▸ **TASK DESCRIPTION**
Can you pull out each line of the data below that includes the word "this"?
=== GIVEN RECORDS ===
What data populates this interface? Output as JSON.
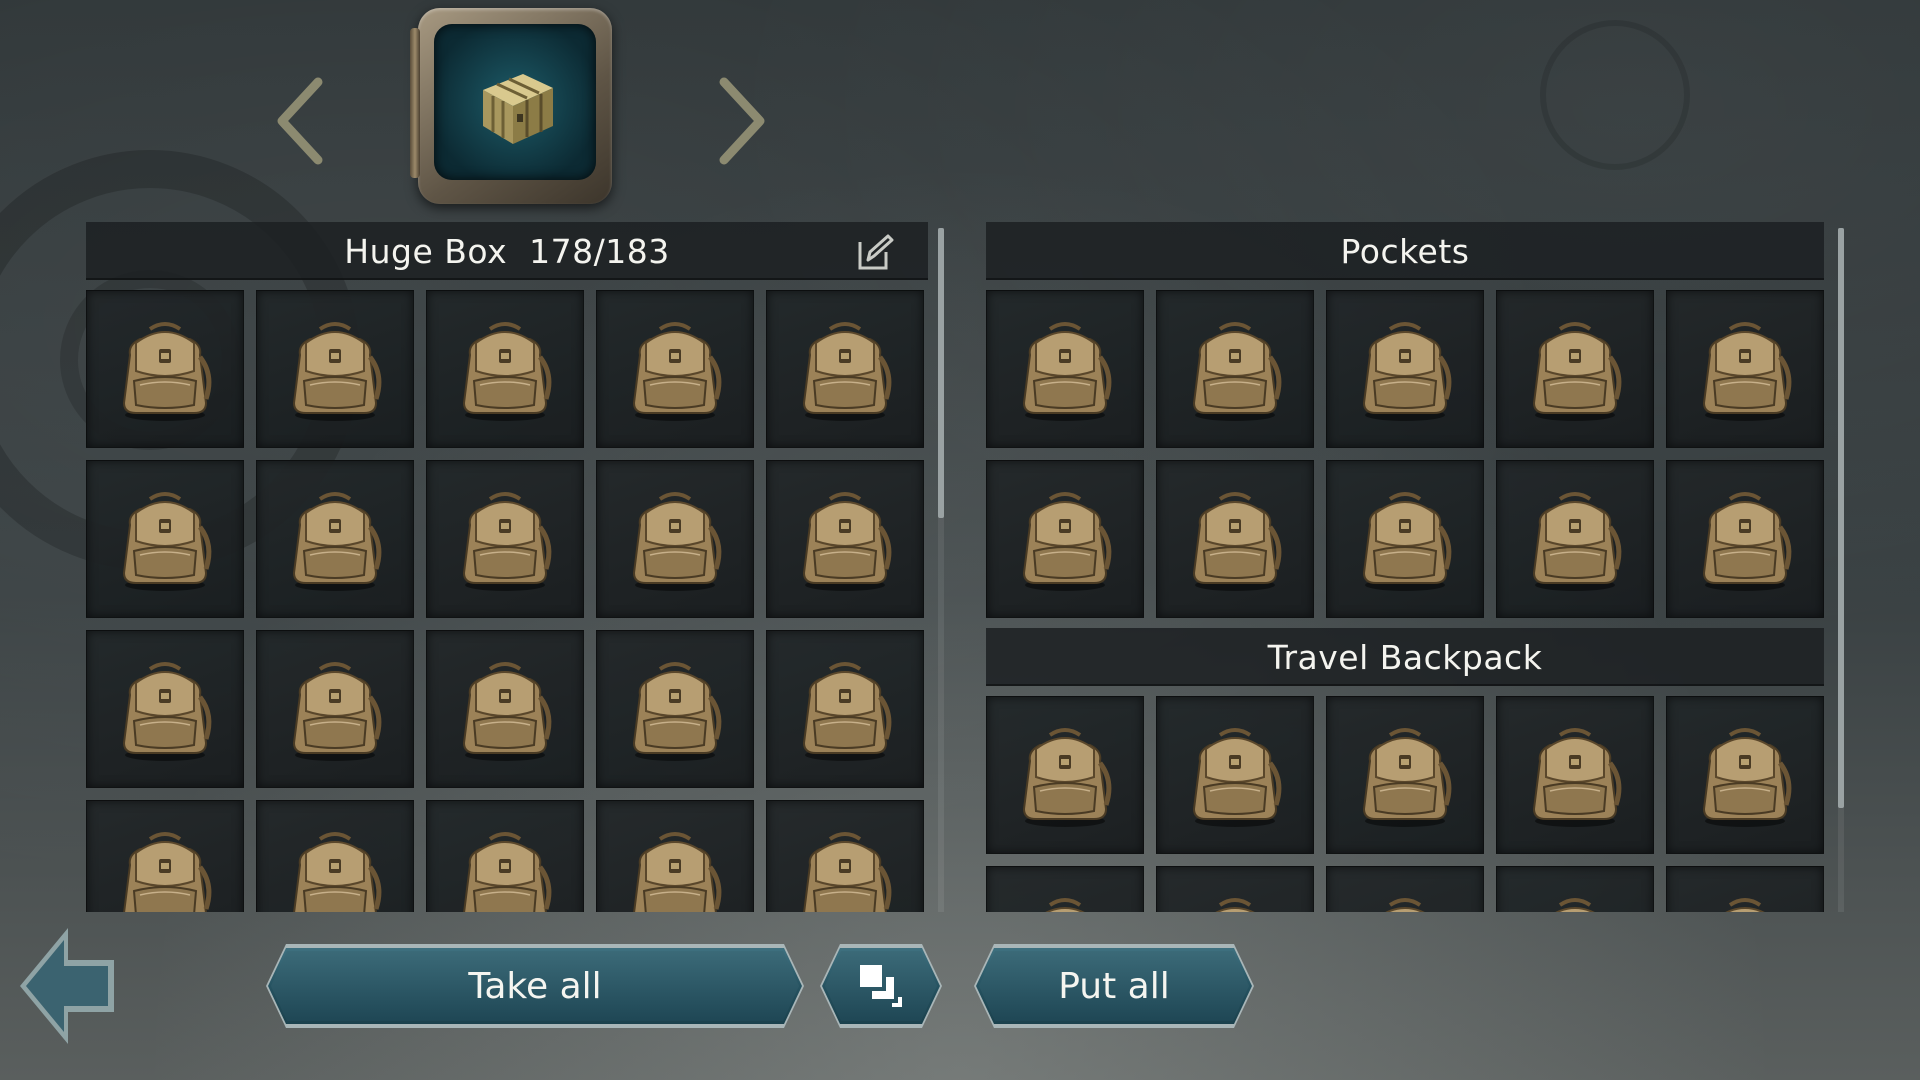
{
  "container": {
    "title": "Huge Box",
    "capacity": "178/183",
    "icon": "crate-icon"
  },
  "left_panel": {
    "slots": [
      "backpack",
      "backpack",
      "backpack",
      "backpack",
      "backpack",
      "backpack",
      "backpack",
      "backpack",
      "backpack",
      "backpack",
      "backpack",
      "backpack",
      "backpack",
      "backpack",
      "backpack",
      "backpack",
      "backpack",
      "backpack",
      "backpack",
      "backpack"
    ]
  },
  "right_panel": {
    "pockets": {
      "title": "Pockets",
      "slots": [
        "backpack",
        "backpack",
        "backpack",
        "backpack",
        "backpack",
        "backpack",
        "backpack",
        "backpack",
        "backpack",
        "backpack"
      ]
    },
    "travel_backpack": {
      "title": "Travel Backpack",
      "slots": [
        "backpack",
        "backpack",
        "backpack",
        "backpack",
        "backpack",
        "backpack",
        "backpack",
        "backpack",
        "backpack",
        "backpack"
      ]
    }
  },
  "buttons": {
    "take_all": "Take all",
    "put_all": "Put all",
    "stack": "stack-icon",
    "back": "back-arrow-icon"
  },
  "colors": {
    "button_teal": "#24505e",
    "arrow_olive": "#8c8a70",
    "item_tan": "#a88d62"
  }
}
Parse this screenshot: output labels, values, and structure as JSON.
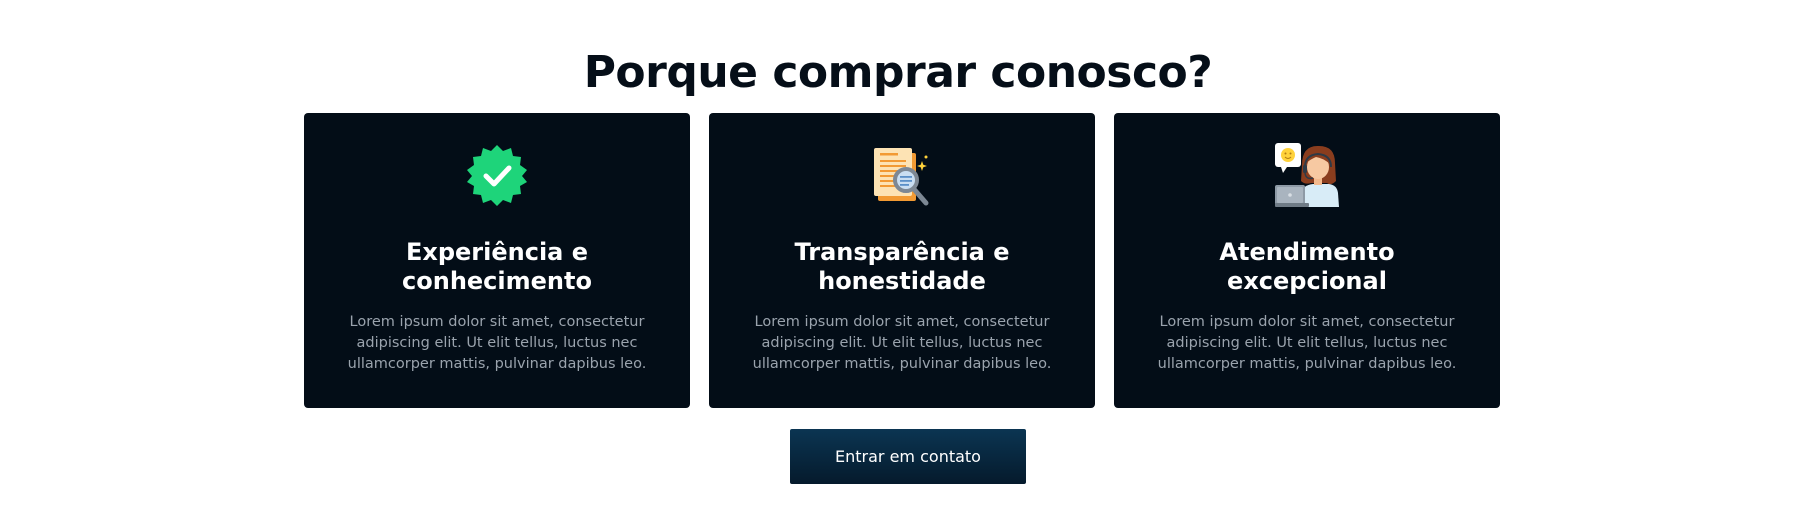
{
  "section": {
    "title": "Porque comprar conosco?"
  },
  "cards": [
    {
      "icon": "verified-badge-icon",
      "title_line1": "Experiência e",
      "title_line2": "conhecimento",
      "description": "Lorem ipsum dolor sit amet, consectetur adipiscing elit. Ut elit tellus, luctus nec ullamcorper mattis, pulvinar dapibus leo."
    },
    {
      "icon": "document-search-icon",
      "title_line1": "Transparência e",
      "title_line2": "honestidade",
      "description": "Lorem ipsum dolor sit amet, consectetur adipiscing elit. Ut elit tellus, luctus nec ullamcorper mattis, pulvinar dapibus leo."
    },
    {
      "icon": "customer-support-icon",
      "title_line1": "Atendimento",
      "title_line2": "excepcional",
      "description": "Lorem ipsum dolor sit amet, consectetur adipiscing elit. Ut elit tellus, luctus nec ullamcorper mattis, pulvinar dapibus leo."
    }
  ],
  "cta": {
    "label": "Entrar em contato"
  },
  "colors": {
    "card_background": "#030d17",
    "title": "#050e18",
    "description": "#9aa3ad",
    "badge_green": "#1ed47a"
  }
}
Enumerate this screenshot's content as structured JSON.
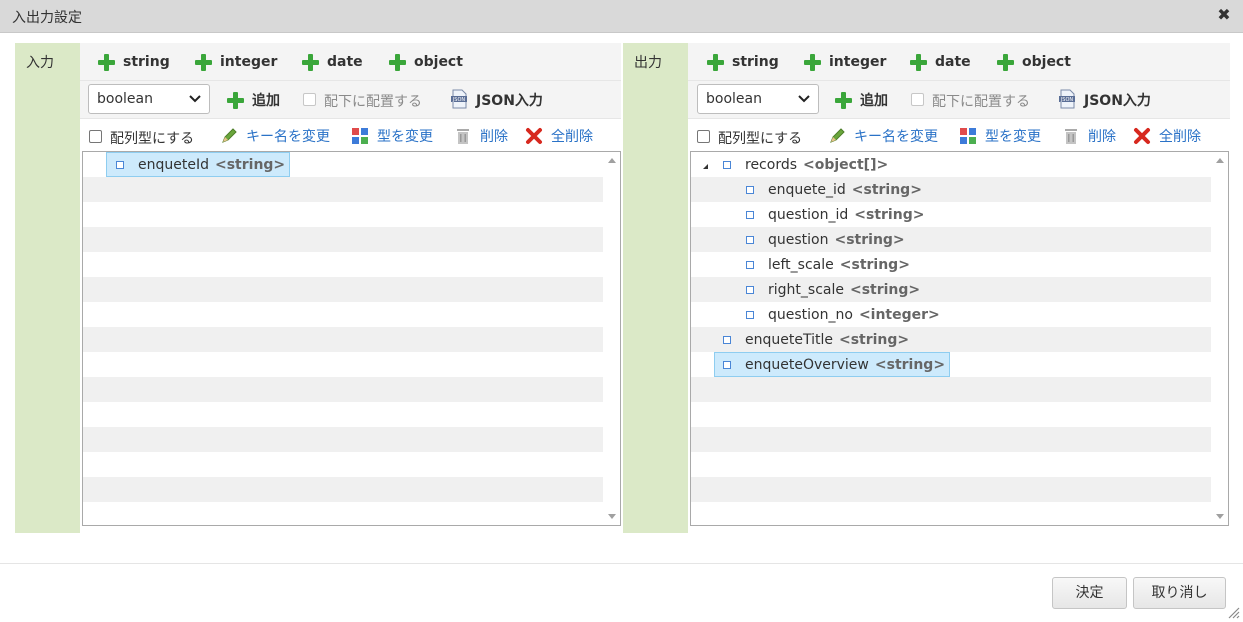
{
  "dialog": {
    "title": "入出力設定",
    "close_icon": "close-icon"
  },
  "input_panel": {
    "label": "入力",
    "type_buttons": [
      "string",
      "integer",
      "date",
      "object"
    ],
    "type_select_value": "boolean",
    "add_label": "追加",
    "place_under_label": "配下に配置する",
    "json_input_label": "JSON入力",
    "array_type_label": "配列型にする",
    "rename_key_label": "キー名を変更",
    "change_type_label": "型を変更",
    "delete_label": "削除",
    "delete_all_label": "全削除",
    "tree": [
      {
        "name": "enqueteId",
        "type": "<string>",
        "selected": true
      }
    ]
  },
  "output_panel": {
    "label": "出力",
    "type_buttons": [
      "string",
      "integer",
      "date",
      "object"
    ],
    "type_select_value": "boolean",
    "add_label": "追加",
    "place_under_label": "配下に配置する",
    "json_input_label": "JSON入力",
    "array_type_label": "配列型にする",
    "rename_key_label": "キー名を変更",
    "change_type_label": "型を変更",
    "delete_label": "削除",
    "delete_all_label": "全削除",
    "tree": [
      {
        "name": "records",
        "type": "<object[]>",
        "expanded": true
      },
      {
        "name": "enquete_id",
        "type": "<string>"
      },
      {
        "name": "question_id",
        "type": "<string>"
      },
      {
        "name": "question",
        "type": "<string>"
      },
      {
        "name": "left_scale",
        "type": "<string>"
      },
      {
        "name": "right_scale",
        "type": "<string>"
      },
      {
        "name": "question_no",
        "type": "<integer>"
      },
      {
        "name": "enqueteTitle",
        "type": "<string>"
      },
      {
        "name": "enqueteOverview",
        "type": "<string>",
        "selected": true
      }
    ]
  },
  "footer": {
    "ok_label": "決定",
    "cancel_label": "取り消し"
  },
  "colors": {
    "side_label_bg": "#dbe9c7",
    "plus_green": "#3aa63a",
    "link_blue": "#2a72c7",
    "selection_bg": "#cdeafc"
  }
}
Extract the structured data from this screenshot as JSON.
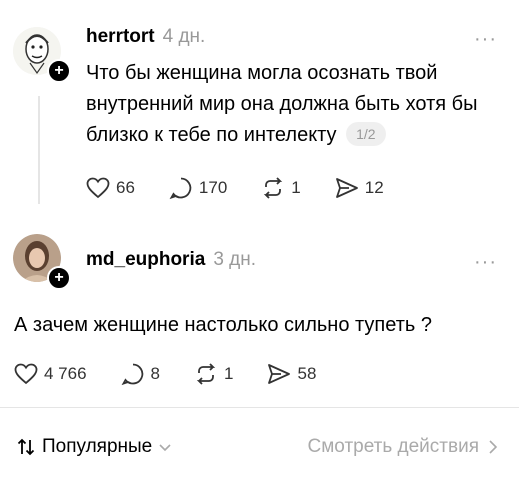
{
  "posts": [
    {
      "username": "herrtort",
      "time": "4 дн.",
      "more": "···",
      "text": "Что бы женщина могла осознать твой внутренний мир она должна быть хотя бы близко к тебе по интелекту",
      "page_indicator": "1/2",
      "likes": "66",
      "replies": "170",
      "reposts": "1",
      "shares": "12"
    },
    {
      "username": "md_euphoria",
      "time": "3 дн.",
      "more": "···",
      "text": "А зачем женщине настолько сильно тупеть ?",
      "likes": "4 766",
      "replies": "8",
      "reposts": "1",
      "shares": "58"
    }
  ],
  "footer": {
    "sort_label": "Популярные",
    "view_activity_label": "Смотреть действия"
  },
  "colors": {
    "muted": "#999999",
    "divider": "#e5e5e5",
    "text": "#000000"
  },
  "icons": [
    "heart-icon",
    "comment-icon",
    "repost-icon",
    "share-icon",
    "sort-icon",
    "chevron-down-icon",
    "chevron-right-icon"
  ]
}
===
▸ **FINAL RESULT**
What data populates this interface? Output as JSON.
Parse this screenshot: output labels, values, and structure as JSON.
Enumerate this screenshot's content as structured JSON.
Extract the structured data from this screenshot as JSON.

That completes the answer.